**TASK INSTRUCTIONS:** Carry on the account below of Senator Cornyn questioning Judge Jackson on same-sex marriage, beginning after its last sentence.

GOP Sen. John Cornyn of Texas appeared to get Supreme Court nominee Judge Ketanji Brown Jackson somewhat irked Tuesday when he asked a series of questions that resulted in her admitting the right of same-sex couples to marry is not listed in the Constitution.
“The Supreme Court articulated a new, fundamental right, which is the right to same-sex marriage,” Cornyn said during Jackson’s confirmation hearing before the Senate Judiciary Committee, referring to the 2015 Obergefell v. Hodges decision.
Jackson confirmed that she was aware of the decision.
Cornyn went on to note that at the time of the decision, 11 states and the District of Columbia had passed laws sanctioning same-sex marriage. He would go on to argue that was the way the issue should have been handled nationwide.
On the other side of the ledger, in 35 states where the issue had been put on the ballot, voters in 32 of them had opted in favor of keeping the traditional definition of marriage.
The senator asked Jackson if she agreed that marriage is not only a governmental institution, but also a religious one.
He was clearly directing the interchange toward the conflict that arises when the practice of religious beliefs runs up against the newfound right of same-sex couples to marry.
Jackson responded hesitantly, “Well, Senator, marriages are often performed in religious institutions.”
OK, that’s stating the obvious.
“I’m aware that there are various religious faiths that define marriage in a traditional way,” she added.
Jackson then sought to punt on discussing the issue, saying matters related to same-sex marriage may come up before the Supreme Court.
“Isn’t it apparent that when the Supreme Court decides that something that is not even in the Constitution is a fundamental right … doesn’t that necessarily create a conflict between what people may believe as a matter of religious doctrine or faith and what the federal government says is the law of the land?” Cornyn asked.
Jackson then seemed to argue the “right” to same-sex marriage trumps the First Amendment, tough ground to defend indeed.

**DATA LISTING:**
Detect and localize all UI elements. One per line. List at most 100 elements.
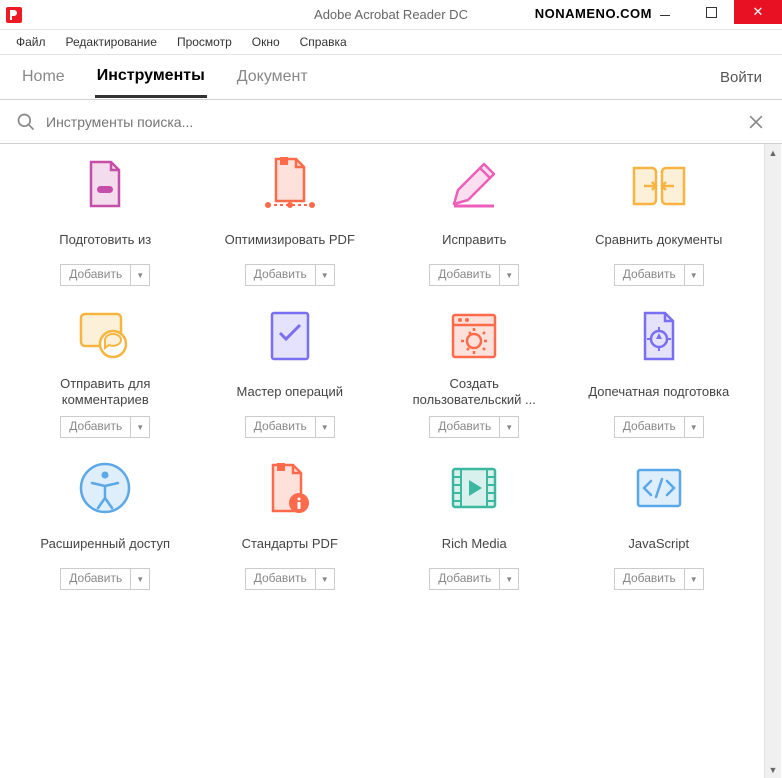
tab-document[interactable]: Документ	[235, 58, 310, 96]
scrollbar[interactable]: ▲ ▼	[764, 144, 781, 778]
tool-javascript[interactable]: JavaScript Добавить ▼	[572, 458, 747, 590]
add-button-label: Добавить	[615, 569, 685, 589]
content-area: Подготовить из Добавить ▼ Оптимизировать…	[0, 144, 782, 778]
tool-rich-media[interactable]: Rich Media Добавить ▼	[387, 458, 562, 590]
clear-icon[interactable]	[746, 112, 766, 132]
add-button-label: Добавить	[615, 417, 685, 437]
add-button[interactable]: Добавить ▼	[429, 568, 519, 590]
chevron-down-icon[interactable]: ▼	[316, 417, 334, 437]
tool-preflight[interactable]: Допечатная подготовка Добавить ▼	[572, 306, 747, 438]
chevron-down-icon[interactable]: ▼	[685, 417, 703, 437]
tool-label: Допечатная подготовка	[588, 374, 729, 410]
tool-action-wizard[interactable]: Мастер операций Добавить ▼	[203, 306, 378, 438]
tool-accessibility[interactable]: Расширенный доступ Добавить ▼	[18, 458, 193, 590]
maximize-button[interactable]	[688, 0, 734, 24]
scroll-up-button[interactable]: ▲	[765, 144, 781, 161]
tool-label: Подготовить из	[59, 222, 151, 258]
tool-compare[interactable]: Сравнить документы Добавить ▼	[572, 154, 747, 286]
tool-label: Стандарты PDF	[242, 526, 338, 562]
menu-window[interactable]: Окно	[244, 33, 288, 51]
close-button[interactable]	[734, 0, 782, 24]
chevron-down-icon[interactable]: ▼	[131, 569, 149, 589]
tabbar: Home Инструменты Документ Войти	[0, 55, 782, 100]
wizard-icon	[260, 306, 320, 366]
optimize-icon	[260, 154, 320, 214]
menu-file[interactable]: Файл	[8, 33, 54, 51]
chevron-down-icon[interactable]: ▼	[685, 265, 703, 285]
tool-label: Исправить	[442, 222, 506, 258]
menu-help[interactable]: Справка	[292, 33, 355, 51]
tool-redact[interactable]: Исправить Добавить ▼	[387, 154, 562, 286]
chevron-down-icon[interactable]: ▼	[316, 569, 334, 589]
tool-prepare-form[interactable]: Подготовить из Добавить ▼	[18, 154, 193, 286]
tool-label: Оптимизировать PDF	[225, 222, 355, 258]
comments-icon	[75, 306, 135, 366]
add-button-label: Добавить	[246, 265, 316, 285]
window-controls	[642, 0, 782, 24]
add-button-label: Добавить	[430, 417, 500, 437]
add-button-label: Добавить	[246, 417, 316, 437]
tool-custom-tool[interactable]: Создать пользовательский ... Добавить ▼	[387, 306, 562, 438]
prepare-icon	[75, 154, 135, 214]
add-button[interactable]: Добавить ▼	[60, 416, 150, 438]
tool-label: Создать пользовательский ...	[394, 374, 554, 410]
compare-icon	[629, 154, 689, 214]
tool-label: Rich Media	[442, 526, 507, 562]
add-button[interactable]: Добавить ▼	[614, 264, 704, 286]
chevron-down-icon[interactable]: ▼	[500, 569, 518, 589]
javascript-icon	[629, 458, 689, 518]
watermark: NONAMENO.COM	[535, 6, 652, 21]
window-title: Adobe Acrobat Reader DC	[314, 7, 468, 22]
tab-home[interactable]: Home	[20, 58, 67, 96]
add-button[interactable]: Добавить ▼	[60, 568, 150, 590]
menu-edit[interactable]: Редактирование	[58, 33, 165, 51]
add-button[interactable]: Добавить ▼	[614, 568, 704, 590]
add-button[interactable]: Добавить ▼	[60, 264, 150, 286]
chevron-down-icon[interactable]: ▼	[500, 417, 518, 437]
add-button[interactable]: Добавить ▼	[429, 264, 519, 286]
tool-label: Мастер операций	[236, 374, 343, 410]
add-button[interactable]: Добавить ▼	[245, 416, 335, 438]
tool-label: Сравнить документы	[595, 222, 722, 258]
tool-send-comments[interactable]: Отправить для комментариев Добавить ▼	[18, 306, 193, 438]
search-input[interactable]	[46, 114, 746, 130]
add-button[interactable]: Добавить ▼	[245, 264, 335, 286]
chevron-down-icon[interactable]: ▼	[131, 265, 149, 285]
chevron-down-icon[interactable]: ▼	[131, 417, 149, 437]
tab-tools[interactable]: Инструменты	[95, 57, 207, 98]
add-button-label: Добавить	[615, 265, 685, 285]
login-link[interactable]: Войти	[720, 69, 762, 86]
tool-label: Расширенный доступ	[40, 526, 170, 562]
add-button[interactable]: Добавить ▼	[614, 416, 704, 438]
minimize-button[interactable]	[642, 0, 688, 24]
chevron-down-icon[interactable]: ▼	[500, 265, 518, 285]
scroll-down-button[interactable]: ▼	[765, 761, 781, 778]
custom-icon	[444, 306, 504, 366]
tools-grid: Подготовить из Добавить ▼ Оптимизировать…	[18, 154, 746, 590]
tool-optimize-pdf[interactable]: Оптимизировать PDF Добавить ▼	[203, 154, 378, 286]
chevron-down-icon[interactable]: ▼	[316, 265, 334, 285]
add-button[interactable]: Добавить ▼	[245, 568, 335, 590]
tool-pdf-standards[interactable]: Стандарты PDF Добавить ▼	[203, 458, 378, 590]
chevron-down-icon[interactable]: ▼	[685, 569, 703, 589]
preflight-icon	[629, 306, 689, 366]
searchbar	[0, 100, 782, 144]
add-button-label: Добавить	[61, 417, 131, 437]
menu-view[interactable]: Просмотр	[169, 33, 240, 51]
media-icon	[444, 458, 504, 518]
titlebar: Adobe Acrobat Reader DC NONAMENO.COM	[0, 0, 782, 30]
add-button-label: Добавить	[430, 265, 500, 285]
search-icon	[16, 112, 36, 132]
add-button-label: Добавить	[61, 569, 131, 589]
app-icon	[6, 7, 22, 23]
menubar: Файл Редактирование Просмотр Окно Справк…	[0, 30, 782, 55]
redact-icon	[444, 154, 504, 214]
add-button-label: Добавить	[61, 265, 131, 285]
add-button[interactable]: Добавить ▼	[429, 416, 519, 438]
tool-label: JavaScript	[628, 526, 689, 562]
standards-icon	[260, 458, 320, 518]
accessibility-icon	[75, 458, 135, 518]
add-button-label: Добавить	[430, 569, 500, 589]
add-button-label: Добавить	[246, 569, 316, 589]
tool-label: Отправить для комментариев	[25, 374, 185, 410]
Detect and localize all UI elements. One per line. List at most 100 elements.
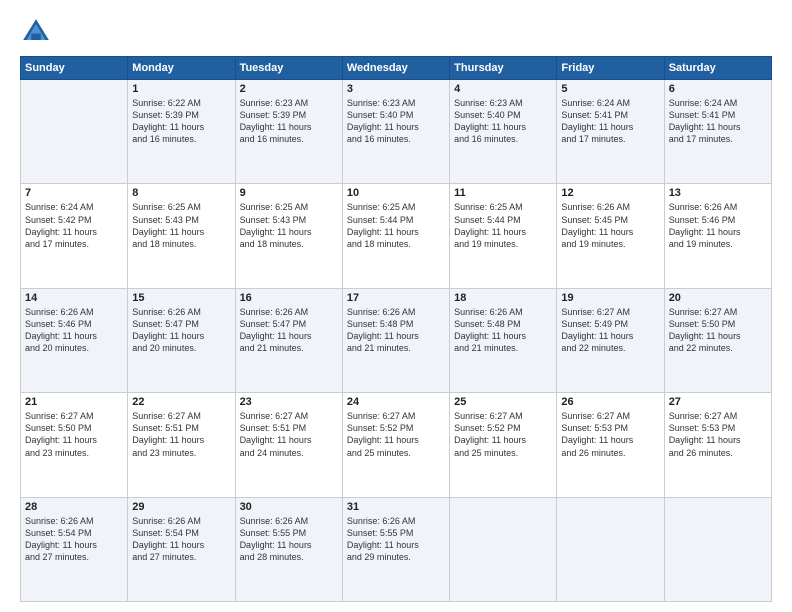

**REPLY TO THE TASK:**
“That is the nature of a right,” she said. “When there is a right, it means that there are limitations on regulation even if people are regulating pursuant to their sincerely held religious beliefs.”
Sen. Cornyn asked Ketanji Brown Jackson whether the SCOTUS ruling establishing a right to same-sex marriage conflicts with the beliefs of some religions.
“That is the nature of a right,” she replied. “When there is a right, it means that there are limitations on regulation.” pic.twitter.com/TP9yF2Q6Ij
— POLITICO (@politico) March 22, 2022
“You agree marriage is not mentioned in the Constitution, is it?” Cornyn asked.
“It is not mentioned directly, no,” Jackson conceded.
“And religious freedom is mentioned in the First Amendment, explicitly, correct?” the senator queried.
“It is,” Jackson responded.
“Do you share my concern that when the court takes on the role of identifying an unenumerated right, in other words, it’s not mentioned in the Constitution … declaring that anything that conflicts with the right is unconstitutional, that it creates a circumstance where those who may hold traditional beliefs, like something as important as marriage, that they will be vilified as unwilling to assent to this new orthodoxy,” Cornyn asked.
Jackson again tried to punt saying, “I’m not in a position to comment,” given related issues may come before the court.
Cornyn then referenced Justice Samuel Alito’s dissent in Obergefell, which highlighted the conflict with religious liberty it was setting up.
“I assume that those who cling to old beliefs will be able to whisper their thoughts in the recesses of their homes, but if they repeat those views in public, they will risk being labeled as bigots and treated as such by governments, employers, and schools,” Alito wrote.
Similarly Chief Justice John Roberts, in a separate dissent, stated, “The majority’s decision is an act of will, not legal judgment. The right it announces has no basis in the Constitution or this Court’s precedent.”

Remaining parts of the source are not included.